Some records:

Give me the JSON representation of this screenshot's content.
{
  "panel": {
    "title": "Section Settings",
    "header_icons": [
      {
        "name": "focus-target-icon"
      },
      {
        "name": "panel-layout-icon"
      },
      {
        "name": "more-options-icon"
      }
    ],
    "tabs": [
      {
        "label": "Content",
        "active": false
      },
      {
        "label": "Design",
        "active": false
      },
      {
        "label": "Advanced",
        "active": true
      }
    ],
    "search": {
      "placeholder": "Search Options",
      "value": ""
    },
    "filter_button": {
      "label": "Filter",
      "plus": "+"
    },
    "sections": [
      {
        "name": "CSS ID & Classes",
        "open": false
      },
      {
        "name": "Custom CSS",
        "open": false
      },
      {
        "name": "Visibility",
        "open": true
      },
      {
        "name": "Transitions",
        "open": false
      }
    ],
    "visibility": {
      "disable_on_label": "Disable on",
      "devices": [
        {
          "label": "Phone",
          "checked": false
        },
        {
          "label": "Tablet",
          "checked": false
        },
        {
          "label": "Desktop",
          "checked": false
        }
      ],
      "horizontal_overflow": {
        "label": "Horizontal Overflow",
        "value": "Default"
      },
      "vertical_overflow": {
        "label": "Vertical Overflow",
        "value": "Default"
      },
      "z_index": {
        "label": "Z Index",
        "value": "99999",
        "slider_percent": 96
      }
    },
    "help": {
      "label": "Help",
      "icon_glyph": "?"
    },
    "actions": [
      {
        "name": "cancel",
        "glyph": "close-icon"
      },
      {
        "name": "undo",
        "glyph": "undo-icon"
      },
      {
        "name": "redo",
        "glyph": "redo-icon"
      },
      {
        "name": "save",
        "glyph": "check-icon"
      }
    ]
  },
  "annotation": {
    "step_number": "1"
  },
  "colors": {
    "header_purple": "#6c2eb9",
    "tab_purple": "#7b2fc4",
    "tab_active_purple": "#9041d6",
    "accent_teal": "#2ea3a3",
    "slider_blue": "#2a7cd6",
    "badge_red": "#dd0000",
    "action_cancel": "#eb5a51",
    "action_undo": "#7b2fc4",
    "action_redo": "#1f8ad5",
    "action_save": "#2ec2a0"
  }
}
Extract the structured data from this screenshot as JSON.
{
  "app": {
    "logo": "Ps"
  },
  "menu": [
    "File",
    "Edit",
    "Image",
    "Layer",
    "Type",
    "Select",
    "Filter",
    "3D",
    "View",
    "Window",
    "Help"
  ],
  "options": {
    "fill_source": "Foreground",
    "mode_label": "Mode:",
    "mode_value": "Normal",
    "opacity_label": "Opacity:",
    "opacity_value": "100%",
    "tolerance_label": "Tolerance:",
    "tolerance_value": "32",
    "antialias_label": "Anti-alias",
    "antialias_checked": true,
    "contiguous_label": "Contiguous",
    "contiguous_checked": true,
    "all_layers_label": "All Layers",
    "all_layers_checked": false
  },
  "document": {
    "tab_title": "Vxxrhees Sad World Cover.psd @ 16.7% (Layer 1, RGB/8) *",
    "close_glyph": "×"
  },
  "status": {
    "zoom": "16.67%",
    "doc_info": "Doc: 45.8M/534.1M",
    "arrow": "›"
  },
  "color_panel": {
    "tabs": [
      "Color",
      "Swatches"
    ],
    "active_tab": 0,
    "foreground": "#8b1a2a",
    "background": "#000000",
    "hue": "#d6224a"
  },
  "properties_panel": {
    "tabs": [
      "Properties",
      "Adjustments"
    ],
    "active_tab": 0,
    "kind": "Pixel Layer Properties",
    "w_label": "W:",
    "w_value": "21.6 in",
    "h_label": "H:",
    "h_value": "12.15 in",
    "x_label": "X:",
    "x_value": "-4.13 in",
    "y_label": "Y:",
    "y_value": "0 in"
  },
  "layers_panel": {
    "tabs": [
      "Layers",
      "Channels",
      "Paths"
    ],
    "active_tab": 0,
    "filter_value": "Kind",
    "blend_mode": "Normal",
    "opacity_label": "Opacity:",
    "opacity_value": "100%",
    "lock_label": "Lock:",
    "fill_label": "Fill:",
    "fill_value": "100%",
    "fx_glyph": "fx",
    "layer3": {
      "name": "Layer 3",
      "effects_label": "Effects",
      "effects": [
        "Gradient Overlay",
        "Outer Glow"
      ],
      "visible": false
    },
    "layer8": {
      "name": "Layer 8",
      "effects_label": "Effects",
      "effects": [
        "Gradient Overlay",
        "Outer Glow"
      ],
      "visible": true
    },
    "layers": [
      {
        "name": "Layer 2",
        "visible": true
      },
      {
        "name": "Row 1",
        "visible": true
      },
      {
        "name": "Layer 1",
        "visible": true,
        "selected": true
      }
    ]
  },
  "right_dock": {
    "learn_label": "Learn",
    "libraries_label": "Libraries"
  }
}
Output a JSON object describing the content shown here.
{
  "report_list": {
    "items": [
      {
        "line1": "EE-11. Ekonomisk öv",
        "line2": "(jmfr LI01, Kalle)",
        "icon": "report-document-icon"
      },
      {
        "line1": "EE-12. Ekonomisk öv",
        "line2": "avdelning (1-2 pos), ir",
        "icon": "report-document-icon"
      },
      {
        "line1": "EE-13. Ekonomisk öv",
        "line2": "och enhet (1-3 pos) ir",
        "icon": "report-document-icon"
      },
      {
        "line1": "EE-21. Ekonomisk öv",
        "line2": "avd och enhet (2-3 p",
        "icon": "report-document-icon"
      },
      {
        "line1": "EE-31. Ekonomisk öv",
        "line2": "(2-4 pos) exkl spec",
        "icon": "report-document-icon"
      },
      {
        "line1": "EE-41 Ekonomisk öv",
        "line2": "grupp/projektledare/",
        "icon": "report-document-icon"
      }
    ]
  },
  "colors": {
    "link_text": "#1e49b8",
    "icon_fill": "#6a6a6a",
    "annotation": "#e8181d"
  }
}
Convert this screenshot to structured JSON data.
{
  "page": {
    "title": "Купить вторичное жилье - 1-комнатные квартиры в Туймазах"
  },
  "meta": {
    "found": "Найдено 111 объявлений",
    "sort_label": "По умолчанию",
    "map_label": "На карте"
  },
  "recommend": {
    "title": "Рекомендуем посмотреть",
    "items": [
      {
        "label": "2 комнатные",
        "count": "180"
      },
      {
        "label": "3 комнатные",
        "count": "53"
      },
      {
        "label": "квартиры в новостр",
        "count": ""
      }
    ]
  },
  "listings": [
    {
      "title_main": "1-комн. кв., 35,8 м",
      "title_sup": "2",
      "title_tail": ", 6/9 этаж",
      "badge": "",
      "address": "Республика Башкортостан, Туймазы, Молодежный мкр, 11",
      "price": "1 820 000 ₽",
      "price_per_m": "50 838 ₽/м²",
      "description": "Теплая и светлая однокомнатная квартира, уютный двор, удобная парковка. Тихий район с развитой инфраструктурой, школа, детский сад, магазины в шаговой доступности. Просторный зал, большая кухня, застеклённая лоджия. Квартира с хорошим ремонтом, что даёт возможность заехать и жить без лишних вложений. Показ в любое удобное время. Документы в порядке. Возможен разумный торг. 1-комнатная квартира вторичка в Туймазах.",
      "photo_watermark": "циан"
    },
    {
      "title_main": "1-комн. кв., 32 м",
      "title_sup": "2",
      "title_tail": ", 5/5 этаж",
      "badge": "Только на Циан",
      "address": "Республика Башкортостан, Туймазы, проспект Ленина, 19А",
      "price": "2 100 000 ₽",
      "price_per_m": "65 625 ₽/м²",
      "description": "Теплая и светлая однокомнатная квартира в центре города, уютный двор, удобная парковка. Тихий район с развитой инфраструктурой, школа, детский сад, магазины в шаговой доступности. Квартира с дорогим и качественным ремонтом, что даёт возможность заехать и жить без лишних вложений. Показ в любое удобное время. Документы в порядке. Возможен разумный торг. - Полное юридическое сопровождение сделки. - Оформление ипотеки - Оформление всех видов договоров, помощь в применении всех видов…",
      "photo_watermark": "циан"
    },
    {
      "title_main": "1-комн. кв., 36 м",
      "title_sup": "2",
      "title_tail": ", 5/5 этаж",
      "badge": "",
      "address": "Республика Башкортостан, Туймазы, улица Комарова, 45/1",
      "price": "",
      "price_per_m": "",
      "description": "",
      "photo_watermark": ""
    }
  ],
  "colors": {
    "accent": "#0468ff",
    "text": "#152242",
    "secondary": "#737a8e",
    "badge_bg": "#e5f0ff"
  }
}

Exercise details.
Look through the records and gather each line with the word "Республика".

Answer in full.
      "address": "Республика Башкортостан, Туймазы, Молодежный мкр, 11",
      "address": "Республика Башкортостан, Туймазы, проспект Ленина, 19А",
      "address": "Республика Башкортостан, Туймазы, улица Комарова, 45/1",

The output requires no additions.